Written request:
Every line that includes the word "title" is to be listed.

[Figure dataset records]
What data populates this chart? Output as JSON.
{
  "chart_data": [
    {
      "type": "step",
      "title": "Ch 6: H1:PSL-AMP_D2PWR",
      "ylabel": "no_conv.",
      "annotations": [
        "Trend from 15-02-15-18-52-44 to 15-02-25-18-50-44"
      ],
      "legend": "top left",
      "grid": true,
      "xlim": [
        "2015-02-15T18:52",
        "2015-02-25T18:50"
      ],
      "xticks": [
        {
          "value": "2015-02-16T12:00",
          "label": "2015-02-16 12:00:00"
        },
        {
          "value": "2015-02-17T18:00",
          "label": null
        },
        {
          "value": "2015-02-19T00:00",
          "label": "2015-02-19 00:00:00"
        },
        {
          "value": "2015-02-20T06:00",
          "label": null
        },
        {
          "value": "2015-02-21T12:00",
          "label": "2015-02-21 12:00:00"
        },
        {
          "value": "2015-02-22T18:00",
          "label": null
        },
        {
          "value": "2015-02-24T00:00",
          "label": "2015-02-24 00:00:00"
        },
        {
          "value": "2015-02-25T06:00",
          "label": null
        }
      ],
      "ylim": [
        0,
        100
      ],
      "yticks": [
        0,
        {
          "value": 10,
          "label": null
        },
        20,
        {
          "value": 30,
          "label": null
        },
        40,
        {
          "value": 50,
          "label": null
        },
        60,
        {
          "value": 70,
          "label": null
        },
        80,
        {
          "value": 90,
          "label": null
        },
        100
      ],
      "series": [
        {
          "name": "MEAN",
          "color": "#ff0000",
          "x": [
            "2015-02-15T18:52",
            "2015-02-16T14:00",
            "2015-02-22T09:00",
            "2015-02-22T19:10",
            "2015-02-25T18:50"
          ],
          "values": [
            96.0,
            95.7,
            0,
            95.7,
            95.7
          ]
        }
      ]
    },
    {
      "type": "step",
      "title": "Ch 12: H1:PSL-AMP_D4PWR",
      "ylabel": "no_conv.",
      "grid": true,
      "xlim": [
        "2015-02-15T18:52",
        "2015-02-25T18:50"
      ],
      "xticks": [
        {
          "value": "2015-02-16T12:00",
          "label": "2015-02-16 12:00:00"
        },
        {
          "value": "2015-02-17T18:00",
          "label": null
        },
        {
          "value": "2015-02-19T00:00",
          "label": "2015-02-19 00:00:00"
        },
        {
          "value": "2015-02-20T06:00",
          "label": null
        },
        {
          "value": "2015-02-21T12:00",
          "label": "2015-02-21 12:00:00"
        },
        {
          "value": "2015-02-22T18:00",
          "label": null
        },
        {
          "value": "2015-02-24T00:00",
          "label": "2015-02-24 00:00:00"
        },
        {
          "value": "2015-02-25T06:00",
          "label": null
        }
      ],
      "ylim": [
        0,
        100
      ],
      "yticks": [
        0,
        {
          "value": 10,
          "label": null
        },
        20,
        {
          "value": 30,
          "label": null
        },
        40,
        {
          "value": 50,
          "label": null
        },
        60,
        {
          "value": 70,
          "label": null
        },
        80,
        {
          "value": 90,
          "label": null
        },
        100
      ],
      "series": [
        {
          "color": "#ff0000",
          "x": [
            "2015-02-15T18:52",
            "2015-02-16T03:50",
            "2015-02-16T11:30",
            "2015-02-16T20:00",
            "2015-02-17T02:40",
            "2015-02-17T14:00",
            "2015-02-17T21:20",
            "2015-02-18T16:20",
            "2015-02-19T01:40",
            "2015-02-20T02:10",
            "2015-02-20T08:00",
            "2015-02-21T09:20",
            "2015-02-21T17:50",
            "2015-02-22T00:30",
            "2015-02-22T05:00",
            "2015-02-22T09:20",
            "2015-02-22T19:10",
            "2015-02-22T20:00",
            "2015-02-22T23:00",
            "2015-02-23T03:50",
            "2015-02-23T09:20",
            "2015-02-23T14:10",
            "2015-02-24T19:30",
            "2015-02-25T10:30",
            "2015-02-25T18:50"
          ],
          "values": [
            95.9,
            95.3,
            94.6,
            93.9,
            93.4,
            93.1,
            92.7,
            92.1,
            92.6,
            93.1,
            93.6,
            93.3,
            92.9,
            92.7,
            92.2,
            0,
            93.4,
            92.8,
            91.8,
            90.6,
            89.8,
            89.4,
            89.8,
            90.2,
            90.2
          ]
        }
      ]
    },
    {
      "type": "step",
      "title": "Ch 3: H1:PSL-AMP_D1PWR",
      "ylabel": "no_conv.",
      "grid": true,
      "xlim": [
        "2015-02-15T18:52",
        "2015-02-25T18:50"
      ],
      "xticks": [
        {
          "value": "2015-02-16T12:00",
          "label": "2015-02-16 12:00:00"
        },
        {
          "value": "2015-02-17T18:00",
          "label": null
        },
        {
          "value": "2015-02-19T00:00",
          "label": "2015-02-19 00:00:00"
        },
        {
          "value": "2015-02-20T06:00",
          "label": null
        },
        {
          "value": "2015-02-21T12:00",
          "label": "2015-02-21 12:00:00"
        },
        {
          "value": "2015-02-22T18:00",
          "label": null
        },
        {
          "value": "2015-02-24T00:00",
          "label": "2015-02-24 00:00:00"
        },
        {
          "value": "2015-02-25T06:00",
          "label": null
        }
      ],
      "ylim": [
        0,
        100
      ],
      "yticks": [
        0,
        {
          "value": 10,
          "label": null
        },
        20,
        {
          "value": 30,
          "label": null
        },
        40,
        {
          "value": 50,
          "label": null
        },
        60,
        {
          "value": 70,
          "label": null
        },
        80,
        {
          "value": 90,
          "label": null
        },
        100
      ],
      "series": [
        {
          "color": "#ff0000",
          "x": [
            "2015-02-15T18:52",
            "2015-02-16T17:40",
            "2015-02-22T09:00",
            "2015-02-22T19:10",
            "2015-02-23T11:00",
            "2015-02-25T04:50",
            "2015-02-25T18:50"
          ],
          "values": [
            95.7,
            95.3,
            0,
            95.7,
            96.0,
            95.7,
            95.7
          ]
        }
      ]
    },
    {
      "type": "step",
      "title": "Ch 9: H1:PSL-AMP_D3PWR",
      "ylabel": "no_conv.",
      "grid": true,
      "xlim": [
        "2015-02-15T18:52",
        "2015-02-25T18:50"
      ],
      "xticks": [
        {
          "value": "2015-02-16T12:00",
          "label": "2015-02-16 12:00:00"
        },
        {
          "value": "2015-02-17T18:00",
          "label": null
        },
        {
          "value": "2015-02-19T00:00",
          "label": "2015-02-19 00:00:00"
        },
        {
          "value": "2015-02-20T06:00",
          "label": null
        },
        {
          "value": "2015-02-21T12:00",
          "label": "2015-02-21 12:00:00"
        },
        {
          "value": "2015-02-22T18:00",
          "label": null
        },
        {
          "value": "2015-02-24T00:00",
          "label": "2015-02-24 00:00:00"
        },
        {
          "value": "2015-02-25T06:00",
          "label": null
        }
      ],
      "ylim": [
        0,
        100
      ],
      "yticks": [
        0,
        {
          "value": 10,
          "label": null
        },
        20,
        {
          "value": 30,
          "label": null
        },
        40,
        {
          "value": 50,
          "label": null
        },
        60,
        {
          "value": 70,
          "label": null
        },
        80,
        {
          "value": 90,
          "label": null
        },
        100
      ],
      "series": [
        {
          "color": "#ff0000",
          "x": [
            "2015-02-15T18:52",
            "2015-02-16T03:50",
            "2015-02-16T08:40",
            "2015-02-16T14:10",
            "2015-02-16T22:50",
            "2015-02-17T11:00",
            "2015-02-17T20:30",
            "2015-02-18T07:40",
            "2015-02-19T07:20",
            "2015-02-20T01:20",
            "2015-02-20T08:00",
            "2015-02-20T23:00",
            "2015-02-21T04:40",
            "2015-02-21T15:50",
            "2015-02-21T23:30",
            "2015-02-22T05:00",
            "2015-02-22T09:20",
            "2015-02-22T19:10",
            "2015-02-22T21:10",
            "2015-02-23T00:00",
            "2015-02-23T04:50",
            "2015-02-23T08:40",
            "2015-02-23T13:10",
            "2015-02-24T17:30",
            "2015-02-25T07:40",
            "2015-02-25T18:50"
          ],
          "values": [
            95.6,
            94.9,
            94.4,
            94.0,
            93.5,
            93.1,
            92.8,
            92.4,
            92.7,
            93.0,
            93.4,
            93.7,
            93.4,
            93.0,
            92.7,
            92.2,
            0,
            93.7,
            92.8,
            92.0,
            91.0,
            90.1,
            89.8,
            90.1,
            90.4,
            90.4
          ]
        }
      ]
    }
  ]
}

Solution to this exercise:
      "title": "Ch 6: H1:PSL-AMP_D2PWR",
      "title": "Ch 12: H1:PSL-AMP_D4PWR",
      "title": "Ch 3: H1:PSL-AMP_D1PWR",
      "title": "Ch 9: H1:PSL-AMP_D3PWR",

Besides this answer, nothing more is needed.